What is being asked: Include no pictures. Output exactly the lines from the one that contains "Read out every word on this page." through the final line of the entries.

Raw data:
______________________________

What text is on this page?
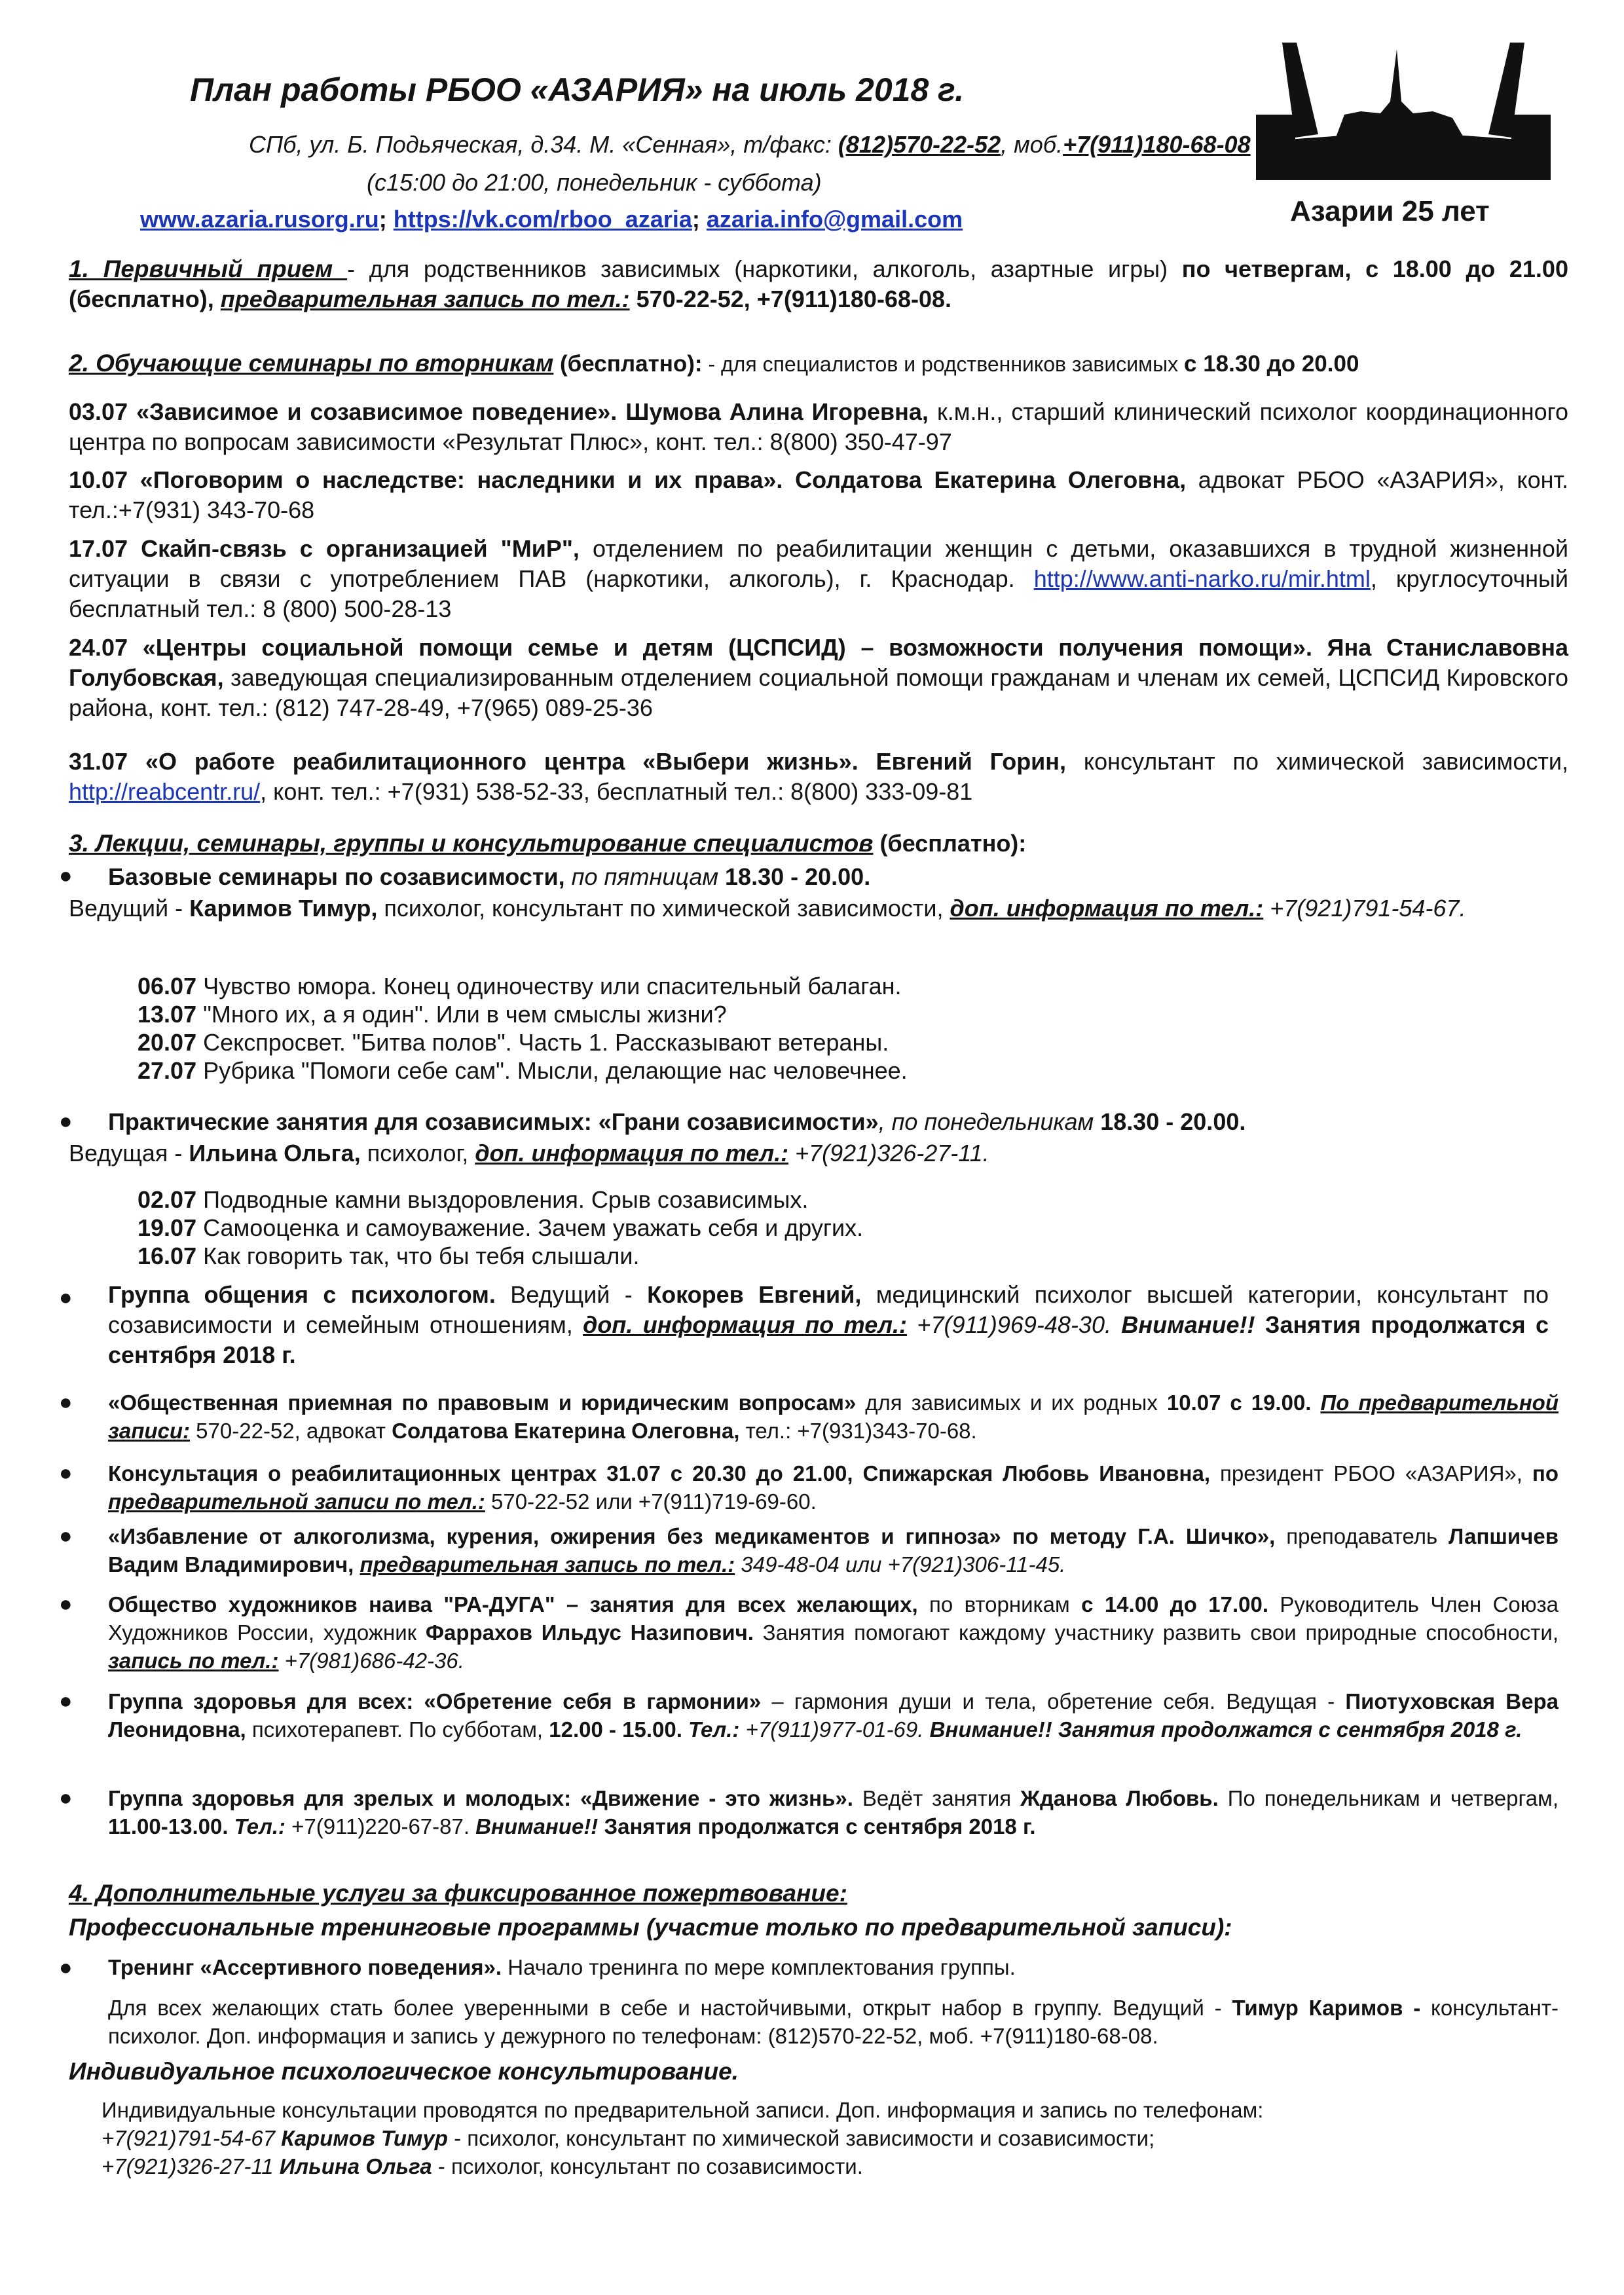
План работы РБОО «АЗАРИЯ» на июль 2018 г.
СПб, ул. Б. Подьяческая, д.34. М. «Сенная», т/факс: (812)570-22-52, моб.+7(911)180-68-08
(с15:00 до 21:00, понедельник - суббота)
www.azaria.rusorg.ru; https://vk.com/rboo_azaria; azaria.info@gmail.com	Азарии 25 лет
1. Первичный прием - для родственников зависимых (наркотики, алкоголь, азартные игры) по четвергам, с 18.00 до 21.00 (бесплатно), предварительная запись по тел.: 570-22-52, +7(911)180-68-08.
2. Обучающие семинары по вторникам (бесплатно): - для специалистов и родственников зависимых с 18.30 до 20.00
03.07 «Зависимое и созависимое поведение». Шумова Алина Игоревна, к.м.н., старший клинический психолог координационного центра по вопросам зависимости «Результат Плюс», конт. тел.: 8(800) 350-47-97
10.07 «Поговорим о наследстве: наследники и их права». Солдатова Екатерина Олеговна, адвокат РБОО «АЗАРИЯ», конт. тел.:+7(931) 343-70-68
17.07 Скайп-связь с организацией "МиР", отделением по реабилитации женщин с детьми, оказавшихся в трудной жизненной ситуации в связи с употреблением ПАВ (наркотики, алкоголь), г. Краснодар. http://www.anti-narko.ru/mir.html, круглосуточный бесплатный тел.: 8 (800) 500-28-13
24.07 «Центры социальной помощи семье и детям (ЦСПСИД) – возможности получения помощи». Яна Станиславовна Голубовская, заведующая специализированным отделением социальной помощи гражданам и членам их семей, ЦСПСИД Кировского района, конт. тел.: (812) 747-28-49, +7(965) 089-25-36
31.07 «О работе реабилитационного центра «Выбери жизнь». Евгений Горин, консультант по химической зависимости, http://reabcentr.ru/, конт. тел.: +7(931) 538-52-33, бесплатный тел.: 8(800) 333-09-81
3. Лекции, семинары, группы и консультирование специалистов (бесплатно):
● Базовые семинары по созависимости, по пятницам 18.30 - 20.00.
Ведущий - Каримов Тимур, психолог, консультант по химической зависимости, доп. информация по тел.: +7(921)791-54-67.
06.07 Чувство юмора. Конец одиночеству или спасительный балаган.
13.07 "Много их, а я один". Или в чем смыслы жизни?
20.07 Секспросвет. "Битва полов". Часть 1. Рассказывают ветераны.
27.07 Рубрика "Помоги себе сам". Мысли, делающие нас человечнее.
● Практические занятия для созависимых: «Грани созависимости», по понедельникам 18.30 - 20.00.
Ведущая - Ильина Ольга, психолог, доп. информация по тел.: +7(921)326-27-11.
02.07 Подводные камни выздоровления. Срыв созависимых.
19.07 Самооценка и самоуважение. Зачем уважать себя и других.
16.07 Как говорить так, что бы тебя слышали.
● Группа общения с психологом. Ведущий - Кокорев Евгений, медицинский психолог высшей категории, консультант по созависимости и семейным отношениям, доп. информация по тел.: +7(911)969-48-30. Внимание!! Занятия продолжатся с сентября 2018 г.
● «Общественная приемная по правовым и юридическим вопросам» для зависимых и их родных 10.07 с 19.00. По предварительной записи: 570-22-52, адвокат Солдатова Екатерина Олеговна, тел.: +7(931)343-70-68.
● Консультация о реабилитационных центрах 31.07 с 20.30 до 21.00, Спижарская Любовь Ивановна, президент РБОО «АЗАРИЯ», по предварительной записи по тел.: 570-22-52 или +7(911)719-69-60.
● «Избавление от алкоголизма, курения, ожирения без медикаментов и гипноза» по методу Г.А. Шичко», преподаватель Лапшичев Вадим Владимирович, предварительная запись по тел.: 349-48-04 или +7(921)306-11-45.
● Общество художников наива "РА-ДУГА" – занятия для всех желающих, по вторникам с 14.00 до 17.00. Руководитель Член Союза Художников России, художник Фаррахов Ильдус Назипович. Занятия помогают каждому участнику развить свои природные способности, запись по тел.: +7(981)686-42-36.
● Группа здоровья для всех: «Обретение себя в гармонии» – гармония души и тела, обретение себя. Ведущая - Пиотуховская Вера Леонидовна, психотерапевт. По субботам, 12.00 - 15.00. Тел.: +7(911)977-01-69. Внимание!! Занятия продолжатся с сентября 2018 г.
● Группа здоровья для зрелых и молодых: «Движение - это жизнь». Ведёт занятия Жданова Любовь. По понедельникам и четвергам, 11.00-13.00. Тел.: +7(911)220-67-87. Внимание!! Занятия продолжатся с сентября 2018 г.
4. Дополнительные услуги за фиксированное пожертвование:
Профессиональные тренинговые программы (участие только по предварительной записи):
● Тренинг «Ассертивного поведения». Начало тренинга по мере комплектования группы.
Для всех желающих стать более уверенными в себе и настойчивыми, открыт набор в группу. Ведущий - Тимур Каримов - консультант-психолог. Доп. информация и запись у дежурного по телефонам: (812)570-22-52, моб. +7(911)180-68-08.
Индивидуальное психологическое консультирование.
Индивидуальные консультации проводятся по предварительной записи. Доп. информация и запись по телефонам:
+7(921)791-54-67 Каримов Тимур - психолог, консультант по химической зависимости и созависимости;
+7(921)326-27-11 Ильина Ольга - психолог, консультант по созависимости.
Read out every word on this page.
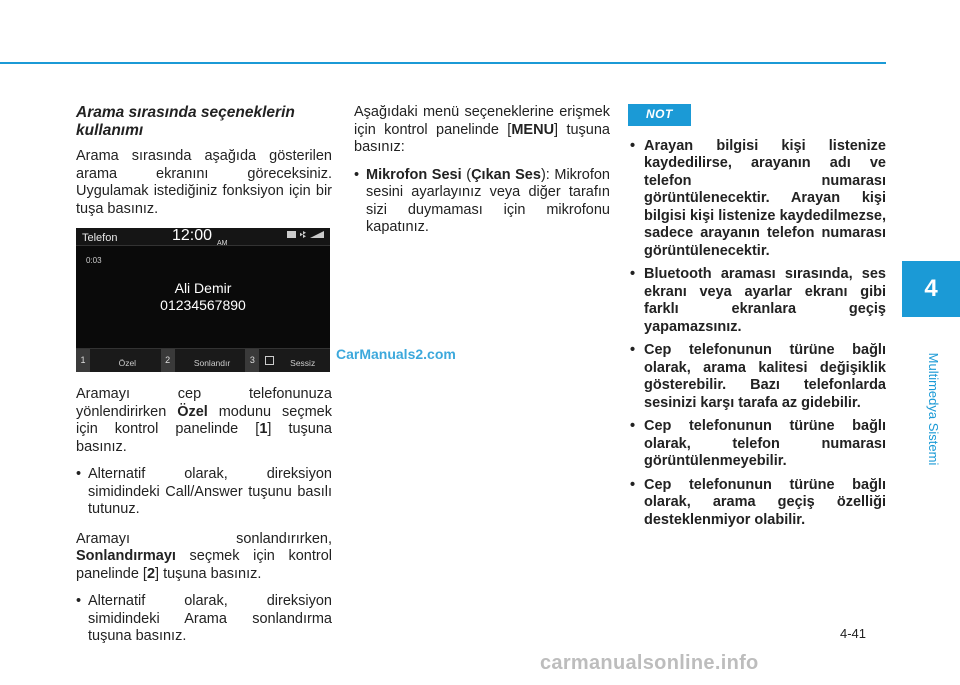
Arama sırasında seçeneklerin kullanımı

Arama sırasında aşağıda gösterilen arama ekranını göreceksiniz. Uygulamak istediğiniz fonksiyon için bir tuşa basınız.

Telefon	12:00 AM
0:03
Ali Demir
01234567890
1	Özel	2	Sonlandır	3	Sessiz

Aramayı cep telefonunuza yönlendirirken Özel modunu seçmek için kontrol panelinde [1] tuşuna basınız.

• Alternatif olarak, direksiyon simidindeki Call/Answer tuşunu basılı tutunuz.

Aramayı sonlandırırken, Sonlandırmayı seçmek için kontrol panelinde [2] tuşuna basınız.

• Alternatif olarak, direksiyon simidindeki Arama sonlandırma tuşuna basınız.

Aşağıdaki menü seçeneklerine erişmek için kontrol panelinde [MENU] tuşuna basınız:

• Mikrofon Sesi (Çıkan Ses): Mikrofon sesini ayarlayınız veya diğer tarafın sizi duymaması için mikrofonu kapatınız.
NOT
• Arayan bilgisi kişi listenize kaydedilirse, arayanın adı ve telefon numarası görüntülenecektir. Arayan kişi bilgisi kişi listenize kaydedilmezse, sadece arayanın telefon numarası görüntülenecektir.
• Bluetooth araması sırasında, ses ekranı veya ayarlar ekranı gibi farklı ekranlara geçiş yapamazsınız.
• Cep telefonunun türüne bağlı olarak, arama kalitesi değişiklik gösterebilir. Bazı telefonlarda sesinizi karşı tarafa az gidebilir.
• Cep telefonunun türüne bağlı olarak, telefon numarası görüntülenmeyebilir.
• Cep telefonunun türüne bağlı olarak, arama geçiş özelliği desteklenmiyor olabilir.
4
Multimedya Sistemi
4-41
CarManuals2.com
carmanualsonline.info
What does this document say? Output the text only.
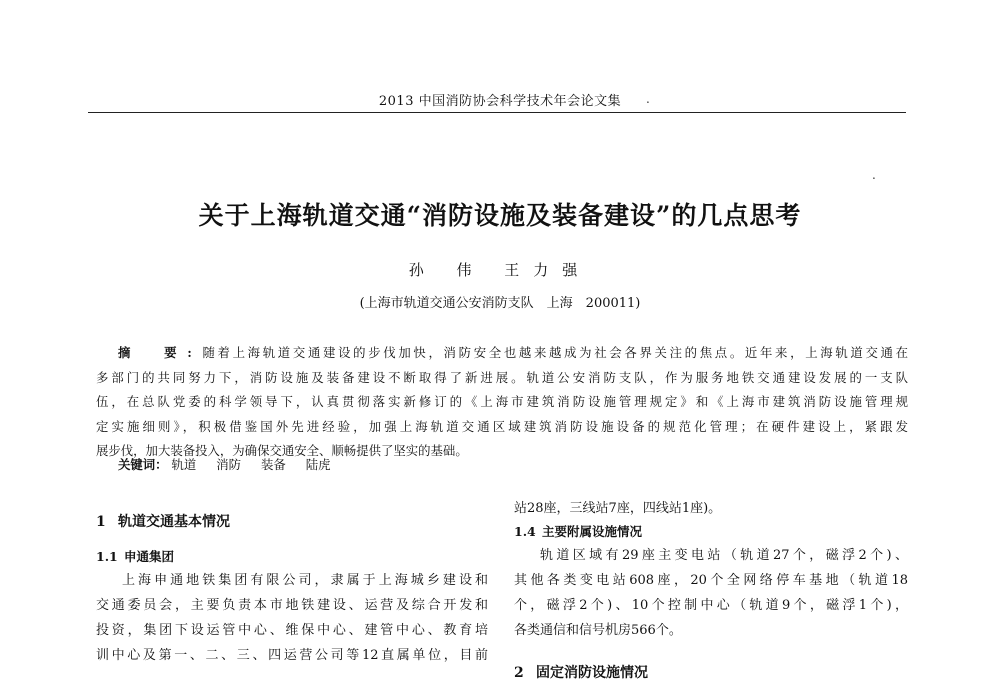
2013 中国消防协会科学技术年会论文集
关于上海轨道交通“消防设施及装备建设”的几点思考
孙 伟 王力强
(上海市轨道交通公安消防支队　上海　200011)
摘　要:随着上海轨道交通建设的步伐加快，消防安全也越来越成为社会各界关注的焦点。近年来，上海轨道交通在
多部门的共同努力下，消防设施及装备建设不断取得了新进展。轨道公安消防支队，作为服务地铁交通建设发展的一支队
伍，在总队党委的科学领导下，认真贯彻落实新修订的《上海市建筑消防设施管理规定》和《上海市建筑消防设施管理规
定实施细则》，积极借鉴国外先进经验，加强上海轨道交通区域建筑消防设施设备的规范化管理；在硬件建设上，紧跟发
展步伐，加大装备投入，为确保交通安全、顺畅提供了坚实的基础。
关键词： 轨道 消防 装备 陆虎
1 轨道交通基本情况
1.1 申通集团
上海申通地铁集团有限公司，隶属于上海城乡建设和
交通委员会，主要负责本市地铁建设、运营及综合开发和
投资，集团下设运管中心、维保中心、建管中心、教育培
训中心及第一、二、三、四运营公司等12直属单位，目前
站28座，三线站7座，四线站1座)。
1.4 主要附属设施情况
轨道区域有29座主变电站（轨道27个，磁浮2个)、
其他各类变电站608座，20个全网络停车基地（轨道18
个，磁浮2个)、10个控制中心（轨道9个，磁浮1个)，
各类通信和信号机房566个。
2 固定消防设施情况
.
.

______________________________

Solved problem:
Read out every word on this page.
Arama sırasında seçeneklerin kullanımı

Arama sırasında aşağıda gösterilen arama ekranını göreceksiniz. Uygulamak istediğiniz fonksiyon için bir tuşa basınız.

Telefon	12:00 AM
0:03
Ali Demir
01234567890
1	Özel	2	Sonlandır	3	Sessiz

Aramayı cep telefonunuza yönlendirirken Özel modunu seçmek için kontrol panelinde [1] tuşuna basınız.

• Alternatif olarak, direksiyon simidindeki Call/Answer tuşunu basılı tutunuz.

Aramayı sonlandırırken, Sonlandırmayı seçmek için kontrol panelinde [2] tuşuna basınız.

• Alternatif olarak, direksiyon simidindeki Arama sonlandırma tuşuna basınız.

Aşağıdaki menü seçeneklerine erişmek için kontrol panelinde [MENU] tuşuna basınız:

• Mikrofon Sesi (Çıkan Ses): Mikrofon sesini ayarlayınız veya diğer tarafın sizi duymaması için mikrofonu kapatınız.
NOT
• Arayan bilgisi kişi listenize kaydedilirse, arayanın adı ve telefon numarası görüntülenecektir. Arayan kişi bilgisi kişi listenize kaydedilmezse, sadece arayanın telefon numarası görüntülenecektir.
• Bluetooth araması sırasında, ses ekranı veya ayarlar ekranı gibi farklı ekranlara geçiş yapamazsınız.
• Cep telefonunun türüne bağlı olarak, arama kalitesi değişiklik gösterebilir. Bazı telefonlarda sesinizi karşı tarafa az gidebilir.
• Cep telefonunun türüne bağlı olarak, telefon numarası görüntülenmeyebilir.
• Cep telefonunun türüne bağlı olarak, arama geçiş özelliği desteklenmiyor olabilir.
4
Multimedya Sistemi
4-41
CarManuals2.com
carmanualsonline.info
What does this document say? Output the text only.
2013 中国消防协会科学技术年会论文集
关于上海轨道交通“消防设施及装备建设”的几点思考
孙 伟 王力强
(上海市轨道交通公安消防支队　上海　200011)
摘　要:随着上海轨道交通建设的步伐加快，消防安全也越来越成为社会各界关注的焦点。近年来，上海轨道交通在
多部门的共同努力下，消防设施及装备建设不断取得了新进展。轨道公安消防支队，作为服务地铁交通建设发展的一支队
伍，在总队党委的科学领导下，认真贯彻落实新修订的《上海市建筑消防设施管理规定》和《上海市建筑消防设施管理规
定实施细则》，积极借鉴国外先进经验，加强上海轨道交通区域建筑消防设施设备的规范化管理；在硬件建设上，紧跟发
展步伐，加大装备投入，为确保交通安全、顺畅提供了坚实的基础。
关键词： 轨道 消防 装备 陆虎
1 轨道交通基本情况
1.1 申通集团
上海申通地铁集团有限公司，隶属于上海城乡建设和
交通委员会，主要负责本市地铁建设、运营及综合开发和
投资，集团下设运管中心、维保中心、建管中心、教育培
训中心及第一、二、三、四运营公司等12直属单位，目前
站28座，三线站7座，四线站1座)。
1.4 主要附属设施情况
轨道区域有29座主变电站（轨道27个，磁浮2个)、
其他各类变电站608座，20个全网络停车基地（轨道18
个，磁浮2个)、10个控制中心（轨道9个，磁浮1个)，
各类通信和信号机房566个。
2 固定消防设施情况
.
.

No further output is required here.